━━━ Data for the task
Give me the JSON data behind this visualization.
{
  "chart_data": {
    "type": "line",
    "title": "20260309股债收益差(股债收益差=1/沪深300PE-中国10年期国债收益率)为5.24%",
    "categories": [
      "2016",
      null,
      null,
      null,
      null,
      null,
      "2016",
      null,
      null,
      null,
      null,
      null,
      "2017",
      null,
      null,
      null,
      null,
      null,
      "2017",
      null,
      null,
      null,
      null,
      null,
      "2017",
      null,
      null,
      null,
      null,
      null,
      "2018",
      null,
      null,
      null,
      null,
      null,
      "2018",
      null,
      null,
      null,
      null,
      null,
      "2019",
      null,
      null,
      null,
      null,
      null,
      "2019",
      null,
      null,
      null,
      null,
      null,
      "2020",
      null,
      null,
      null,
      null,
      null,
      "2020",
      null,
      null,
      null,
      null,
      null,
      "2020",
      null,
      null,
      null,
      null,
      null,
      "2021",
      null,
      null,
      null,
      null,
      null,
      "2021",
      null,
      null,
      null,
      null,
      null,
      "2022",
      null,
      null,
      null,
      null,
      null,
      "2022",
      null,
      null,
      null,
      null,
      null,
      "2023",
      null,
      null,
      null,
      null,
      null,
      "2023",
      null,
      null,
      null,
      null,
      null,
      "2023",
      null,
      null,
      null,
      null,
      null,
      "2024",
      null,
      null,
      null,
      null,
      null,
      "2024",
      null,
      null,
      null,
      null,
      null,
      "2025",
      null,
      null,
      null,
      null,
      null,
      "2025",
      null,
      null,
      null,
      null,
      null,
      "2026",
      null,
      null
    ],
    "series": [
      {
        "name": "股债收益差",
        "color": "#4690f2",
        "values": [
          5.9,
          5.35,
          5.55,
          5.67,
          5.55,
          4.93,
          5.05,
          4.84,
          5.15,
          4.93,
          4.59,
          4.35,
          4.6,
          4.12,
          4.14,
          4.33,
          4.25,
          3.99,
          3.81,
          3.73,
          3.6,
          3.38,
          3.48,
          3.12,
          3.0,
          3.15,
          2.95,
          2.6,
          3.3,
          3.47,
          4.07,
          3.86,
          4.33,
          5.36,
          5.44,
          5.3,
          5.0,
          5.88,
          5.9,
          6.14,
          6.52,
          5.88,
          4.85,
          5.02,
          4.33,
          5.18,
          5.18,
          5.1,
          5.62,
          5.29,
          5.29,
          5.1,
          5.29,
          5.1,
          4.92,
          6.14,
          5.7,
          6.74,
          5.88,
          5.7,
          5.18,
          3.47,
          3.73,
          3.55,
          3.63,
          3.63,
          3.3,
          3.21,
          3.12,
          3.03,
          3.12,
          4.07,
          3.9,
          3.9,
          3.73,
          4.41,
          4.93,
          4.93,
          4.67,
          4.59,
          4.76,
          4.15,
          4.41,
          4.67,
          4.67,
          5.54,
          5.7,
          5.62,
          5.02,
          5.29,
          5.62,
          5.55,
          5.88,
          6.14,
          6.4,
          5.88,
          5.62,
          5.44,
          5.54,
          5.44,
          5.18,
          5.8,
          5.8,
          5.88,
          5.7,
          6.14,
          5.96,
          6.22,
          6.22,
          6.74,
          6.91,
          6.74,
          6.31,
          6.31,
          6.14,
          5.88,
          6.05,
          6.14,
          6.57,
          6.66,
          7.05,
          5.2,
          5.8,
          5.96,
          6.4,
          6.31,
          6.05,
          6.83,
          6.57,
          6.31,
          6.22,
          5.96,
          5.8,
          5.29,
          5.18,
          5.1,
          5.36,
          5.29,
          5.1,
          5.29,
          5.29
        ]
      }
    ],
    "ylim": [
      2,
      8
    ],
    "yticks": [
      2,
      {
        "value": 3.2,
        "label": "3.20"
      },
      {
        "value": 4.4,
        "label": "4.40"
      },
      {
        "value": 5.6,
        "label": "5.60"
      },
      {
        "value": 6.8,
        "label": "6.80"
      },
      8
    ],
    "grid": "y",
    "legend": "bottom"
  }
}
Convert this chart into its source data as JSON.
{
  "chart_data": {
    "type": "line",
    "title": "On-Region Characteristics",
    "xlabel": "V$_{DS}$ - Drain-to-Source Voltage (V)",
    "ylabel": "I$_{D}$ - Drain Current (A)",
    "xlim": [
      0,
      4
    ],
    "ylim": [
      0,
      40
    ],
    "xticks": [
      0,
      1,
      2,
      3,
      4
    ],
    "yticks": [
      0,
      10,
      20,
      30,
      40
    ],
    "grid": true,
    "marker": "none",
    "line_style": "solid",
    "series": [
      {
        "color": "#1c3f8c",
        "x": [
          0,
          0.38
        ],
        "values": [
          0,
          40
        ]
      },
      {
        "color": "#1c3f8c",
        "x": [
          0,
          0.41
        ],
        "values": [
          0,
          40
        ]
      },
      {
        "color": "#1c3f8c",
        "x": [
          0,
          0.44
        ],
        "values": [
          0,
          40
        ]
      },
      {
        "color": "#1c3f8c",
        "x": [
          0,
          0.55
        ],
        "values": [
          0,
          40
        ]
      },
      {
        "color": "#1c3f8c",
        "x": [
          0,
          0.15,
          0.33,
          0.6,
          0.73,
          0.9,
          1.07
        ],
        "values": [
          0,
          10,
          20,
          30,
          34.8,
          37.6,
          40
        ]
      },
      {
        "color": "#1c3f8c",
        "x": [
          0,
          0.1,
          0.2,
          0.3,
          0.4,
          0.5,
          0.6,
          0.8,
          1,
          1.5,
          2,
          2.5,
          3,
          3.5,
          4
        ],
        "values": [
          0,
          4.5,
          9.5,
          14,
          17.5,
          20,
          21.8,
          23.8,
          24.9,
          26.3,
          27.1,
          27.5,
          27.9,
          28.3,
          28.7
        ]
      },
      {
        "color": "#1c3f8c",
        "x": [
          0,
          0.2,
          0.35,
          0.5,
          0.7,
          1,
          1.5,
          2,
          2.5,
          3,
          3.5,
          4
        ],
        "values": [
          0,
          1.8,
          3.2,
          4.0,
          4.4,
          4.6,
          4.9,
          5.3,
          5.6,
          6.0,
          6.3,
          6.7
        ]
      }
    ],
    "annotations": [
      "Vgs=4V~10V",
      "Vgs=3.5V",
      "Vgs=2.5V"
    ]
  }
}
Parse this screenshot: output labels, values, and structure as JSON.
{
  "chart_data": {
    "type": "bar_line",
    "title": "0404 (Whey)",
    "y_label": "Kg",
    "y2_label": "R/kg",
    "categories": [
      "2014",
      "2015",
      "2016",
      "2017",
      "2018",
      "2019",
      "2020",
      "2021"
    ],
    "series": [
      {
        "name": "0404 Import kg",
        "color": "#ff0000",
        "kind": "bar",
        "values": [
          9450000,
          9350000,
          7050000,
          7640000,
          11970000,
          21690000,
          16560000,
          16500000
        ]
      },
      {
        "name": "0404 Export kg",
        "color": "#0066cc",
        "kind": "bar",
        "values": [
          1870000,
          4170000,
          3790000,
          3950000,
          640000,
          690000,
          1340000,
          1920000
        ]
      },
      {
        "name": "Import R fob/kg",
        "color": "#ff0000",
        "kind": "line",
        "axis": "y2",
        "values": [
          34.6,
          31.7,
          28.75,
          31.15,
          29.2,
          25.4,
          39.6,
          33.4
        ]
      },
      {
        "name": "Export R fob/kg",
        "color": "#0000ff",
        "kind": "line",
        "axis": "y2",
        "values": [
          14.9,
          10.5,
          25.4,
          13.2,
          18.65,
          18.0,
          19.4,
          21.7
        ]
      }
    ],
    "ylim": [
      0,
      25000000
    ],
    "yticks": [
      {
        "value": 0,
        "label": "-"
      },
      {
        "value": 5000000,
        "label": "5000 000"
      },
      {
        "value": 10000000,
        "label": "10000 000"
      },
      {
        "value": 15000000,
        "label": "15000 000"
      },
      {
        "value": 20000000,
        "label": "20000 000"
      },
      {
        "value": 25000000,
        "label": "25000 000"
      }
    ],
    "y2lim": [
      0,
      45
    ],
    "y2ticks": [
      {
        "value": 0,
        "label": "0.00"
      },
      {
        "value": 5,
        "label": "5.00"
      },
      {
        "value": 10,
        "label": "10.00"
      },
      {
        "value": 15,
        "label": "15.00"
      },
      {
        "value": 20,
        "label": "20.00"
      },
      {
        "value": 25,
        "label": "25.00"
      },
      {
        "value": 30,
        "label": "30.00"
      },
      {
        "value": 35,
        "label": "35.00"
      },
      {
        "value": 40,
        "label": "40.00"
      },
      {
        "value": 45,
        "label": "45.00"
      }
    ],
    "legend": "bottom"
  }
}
━━━━━━
▶ _Required task_: Scan the listing above and identify each line holding the string "Drain"; copy every such line.

▶ _Answer_:
    "xlabel": "V$_{DS}$ - Drain-to-Source Voltage (V)",
    "ylabel": "I$_{D}$ - Drain Current (A)",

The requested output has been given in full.